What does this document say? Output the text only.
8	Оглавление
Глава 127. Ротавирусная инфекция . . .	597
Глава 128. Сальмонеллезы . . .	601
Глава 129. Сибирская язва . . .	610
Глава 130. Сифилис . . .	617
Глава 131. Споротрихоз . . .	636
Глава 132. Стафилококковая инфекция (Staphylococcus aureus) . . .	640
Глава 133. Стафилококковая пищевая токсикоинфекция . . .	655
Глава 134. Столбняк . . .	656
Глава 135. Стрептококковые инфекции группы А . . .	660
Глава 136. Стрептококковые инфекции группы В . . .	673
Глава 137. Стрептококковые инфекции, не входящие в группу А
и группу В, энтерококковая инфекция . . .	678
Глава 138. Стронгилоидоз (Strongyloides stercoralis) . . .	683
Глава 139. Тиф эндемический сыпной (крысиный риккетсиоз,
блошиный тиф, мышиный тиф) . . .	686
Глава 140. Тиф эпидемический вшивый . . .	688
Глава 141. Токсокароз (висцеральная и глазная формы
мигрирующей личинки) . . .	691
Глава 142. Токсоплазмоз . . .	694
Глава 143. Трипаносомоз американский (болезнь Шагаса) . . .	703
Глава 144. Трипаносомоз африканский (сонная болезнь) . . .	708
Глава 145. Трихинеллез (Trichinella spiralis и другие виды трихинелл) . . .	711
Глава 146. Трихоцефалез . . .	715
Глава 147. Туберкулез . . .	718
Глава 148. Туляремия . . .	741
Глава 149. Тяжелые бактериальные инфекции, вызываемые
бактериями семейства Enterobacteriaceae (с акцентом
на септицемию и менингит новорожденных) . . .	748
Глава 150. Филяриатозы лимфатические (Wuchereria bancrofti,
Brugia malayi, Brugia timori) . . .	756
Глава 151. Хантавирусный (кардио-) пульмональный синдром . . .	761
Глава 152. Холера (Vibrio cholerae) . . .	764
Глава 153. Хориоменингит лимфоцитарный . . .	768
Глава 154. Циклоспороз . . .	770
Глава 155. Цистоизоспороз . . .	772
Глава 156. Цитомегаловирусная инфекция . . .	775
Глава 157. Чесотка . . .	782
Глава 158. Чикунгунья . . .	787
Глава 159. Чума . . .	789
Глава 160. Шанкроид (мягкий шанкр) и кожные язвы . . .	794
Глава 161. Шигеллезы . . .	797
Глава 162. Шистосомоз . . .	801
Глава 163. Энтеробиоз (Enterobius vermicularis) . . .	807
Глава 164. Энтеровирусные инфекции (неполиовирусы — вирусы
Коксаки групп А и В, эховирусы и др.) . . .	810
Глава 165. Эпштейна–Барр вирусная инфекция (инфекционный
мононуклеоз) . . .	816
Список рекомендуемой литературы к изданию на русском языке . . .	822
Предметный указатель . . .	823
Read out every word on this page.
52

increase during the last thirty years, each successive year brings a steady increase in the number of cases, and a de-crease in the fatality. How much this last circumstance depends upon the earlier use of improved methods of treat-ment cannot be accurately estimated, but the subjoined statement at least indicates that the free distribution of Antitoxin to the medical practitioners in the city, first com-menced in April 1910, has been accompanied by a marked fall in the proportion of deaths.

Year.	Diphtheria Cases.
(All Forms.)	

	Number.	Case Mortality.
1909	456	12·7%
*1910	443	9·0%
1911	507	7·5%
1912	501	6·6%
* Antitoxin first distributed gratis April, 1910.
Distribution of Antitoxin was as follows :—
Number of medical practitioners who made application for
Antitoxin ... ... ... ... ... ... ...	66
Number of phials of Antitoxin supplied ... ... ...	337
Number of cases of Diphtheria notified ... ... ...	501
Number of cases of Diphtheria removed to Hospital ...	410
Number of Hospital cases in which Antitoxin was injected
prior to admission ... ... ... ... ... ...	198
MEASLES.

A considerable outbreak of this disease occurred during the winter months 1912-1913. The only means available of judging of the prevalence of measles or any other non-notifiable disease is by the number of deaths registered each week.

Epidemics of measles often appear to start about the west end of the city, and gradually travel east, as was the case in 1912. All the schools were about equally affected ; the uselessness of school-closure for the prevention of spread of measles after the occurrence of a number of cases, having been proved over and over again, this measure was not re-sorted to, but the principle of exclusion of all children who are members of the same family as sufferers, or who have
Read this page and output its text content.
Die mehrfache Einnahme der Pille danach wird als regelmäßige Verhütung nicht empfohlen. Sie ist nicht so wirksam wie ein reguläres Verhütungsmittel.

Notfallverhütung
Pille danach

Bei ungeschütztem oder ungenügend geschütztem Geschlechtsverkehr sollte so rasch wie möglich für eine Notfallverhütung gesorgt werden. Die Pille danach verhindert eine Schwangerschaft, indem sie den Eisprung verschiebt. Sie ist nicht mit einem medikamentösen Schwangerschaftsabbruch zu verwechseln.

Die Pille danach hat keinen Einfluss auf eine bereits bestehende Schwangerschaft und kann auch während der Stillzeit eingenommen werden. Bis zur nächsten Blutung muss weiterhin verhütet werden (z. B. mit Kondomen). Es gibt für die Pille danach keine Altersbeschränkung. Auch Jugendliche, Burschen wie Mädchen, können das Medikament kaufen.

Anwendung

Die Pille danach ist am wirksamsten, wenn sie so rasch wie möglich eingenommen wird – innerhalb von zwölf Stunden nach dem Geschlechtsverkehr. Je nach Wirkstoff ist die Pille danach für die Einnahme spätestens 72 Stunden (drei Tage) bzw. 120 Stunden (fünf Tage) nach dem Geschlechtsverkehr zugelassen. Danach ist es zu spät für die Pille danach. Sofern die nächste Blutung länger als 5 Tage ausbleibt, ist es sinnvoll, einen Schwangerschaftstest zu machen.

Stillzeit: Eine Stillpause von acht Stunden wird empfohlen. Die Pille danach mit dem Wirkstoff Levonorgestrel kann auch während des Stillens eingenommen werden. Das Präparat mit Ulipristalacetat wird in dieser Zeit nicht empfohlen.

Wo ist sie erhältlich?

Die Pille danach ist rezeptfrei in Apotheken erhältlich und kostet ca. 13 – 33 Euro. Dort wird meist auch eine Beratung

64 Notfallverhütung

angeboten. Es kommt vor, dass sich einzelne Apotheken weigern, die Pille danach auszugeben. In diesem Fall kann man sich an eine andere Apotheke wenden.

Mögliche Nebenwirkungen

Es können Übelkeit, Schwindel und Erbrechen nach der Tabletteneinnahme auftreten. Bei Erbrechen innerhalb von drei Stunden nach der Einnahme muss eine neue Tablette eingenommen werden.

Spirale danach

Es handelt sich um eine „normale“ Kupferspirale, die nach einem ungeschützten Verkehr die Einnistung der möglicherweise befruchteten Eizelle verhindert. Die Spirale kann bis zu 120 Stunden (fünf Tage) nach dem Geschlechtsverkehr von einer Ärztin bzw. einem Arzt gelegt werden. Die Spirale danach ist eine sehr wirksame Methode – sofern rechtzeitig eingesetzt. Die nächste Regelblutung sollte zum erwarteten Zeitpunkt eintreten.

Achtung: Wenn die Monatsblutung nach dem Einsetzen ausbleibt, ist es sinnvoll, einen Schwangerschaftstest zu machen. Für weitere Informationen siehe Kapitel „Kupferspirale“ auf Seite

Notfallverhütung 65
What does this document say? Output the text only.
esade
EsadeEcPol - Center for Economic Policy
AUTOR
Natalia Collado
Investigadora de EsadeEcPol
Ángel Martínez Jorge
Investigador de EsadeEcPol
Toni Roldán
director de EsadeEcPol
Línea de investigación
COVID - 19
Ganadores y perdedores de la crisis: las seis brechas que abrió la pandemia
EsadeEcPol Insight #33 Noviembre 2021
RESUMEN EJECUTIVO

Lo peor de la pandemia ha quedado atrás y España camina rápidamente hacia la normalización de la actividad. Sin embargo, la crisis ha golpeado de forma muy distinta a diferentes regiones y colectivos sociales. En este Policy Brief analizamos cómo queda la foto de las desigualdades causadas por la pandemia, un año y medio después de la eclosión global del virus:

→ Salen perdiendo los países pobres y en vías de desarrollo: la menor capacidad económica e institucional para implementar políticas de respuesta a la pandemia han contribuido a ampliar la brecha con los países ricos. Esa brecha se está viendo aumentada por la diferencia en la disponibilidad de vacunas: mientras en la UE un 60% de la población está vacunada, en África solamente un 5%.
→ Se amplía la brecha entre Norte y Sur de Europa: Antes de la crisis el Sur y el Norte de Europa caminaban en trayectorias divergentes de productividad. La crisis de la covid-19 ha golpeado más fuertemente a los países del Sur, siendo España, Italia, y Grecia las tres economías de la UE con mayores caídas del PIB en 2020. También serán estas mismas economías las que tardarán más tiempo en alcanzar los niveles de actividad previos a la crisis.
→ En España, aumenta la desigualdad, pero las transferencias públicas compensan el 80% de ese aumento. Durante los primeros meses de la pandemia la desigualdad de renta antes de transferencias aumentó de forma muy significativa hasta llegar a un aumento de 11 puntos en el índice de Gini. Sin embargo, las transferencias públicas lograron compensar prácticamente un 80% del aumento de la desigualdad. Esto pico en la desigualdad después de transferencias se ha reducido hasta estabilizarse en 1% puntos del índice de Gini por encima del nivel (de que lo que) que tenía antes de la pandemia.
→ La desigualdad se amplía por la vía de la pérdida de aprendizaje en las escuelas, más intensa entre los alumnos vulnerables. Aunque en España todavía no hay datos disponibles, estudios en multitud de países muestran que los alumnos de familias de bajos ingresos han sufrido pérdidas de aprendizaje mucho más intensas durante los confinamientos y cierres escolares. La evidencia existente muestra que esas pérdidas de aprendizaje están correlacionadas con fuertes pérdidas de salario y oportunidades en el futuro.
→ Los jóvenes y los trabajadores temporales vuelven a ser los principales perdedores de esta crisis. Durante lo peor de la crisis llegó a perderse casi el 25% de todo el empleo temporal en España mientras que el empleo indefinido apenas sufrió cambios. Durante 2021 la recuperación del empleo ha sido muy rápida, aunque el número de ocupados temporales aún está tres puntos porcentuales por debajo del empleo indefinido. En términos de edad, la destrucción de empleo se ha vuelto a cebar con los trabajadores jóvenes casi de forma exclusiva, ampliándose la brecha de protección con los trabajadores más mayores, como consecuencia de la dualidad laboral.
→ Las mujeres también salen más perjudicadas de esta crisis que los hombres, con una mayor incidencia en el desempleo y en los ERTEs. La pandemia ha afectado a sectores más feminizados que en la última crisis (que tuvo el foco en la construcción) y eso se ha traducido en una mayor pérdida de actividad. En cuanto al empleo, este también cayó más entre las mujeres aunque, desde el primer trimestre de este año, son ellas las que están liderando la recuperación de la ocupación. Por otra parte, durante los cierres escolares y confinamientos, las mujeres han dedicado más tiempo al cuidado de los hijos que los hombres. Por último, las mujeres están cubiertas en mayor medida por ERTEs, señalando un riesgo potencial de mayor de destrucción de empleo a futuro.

* [TASK TO COMPLETE]:
Within the entries, count the lines containing the string "first" and state nothing but the result.

* [EXERCISE SOLUTION]:
2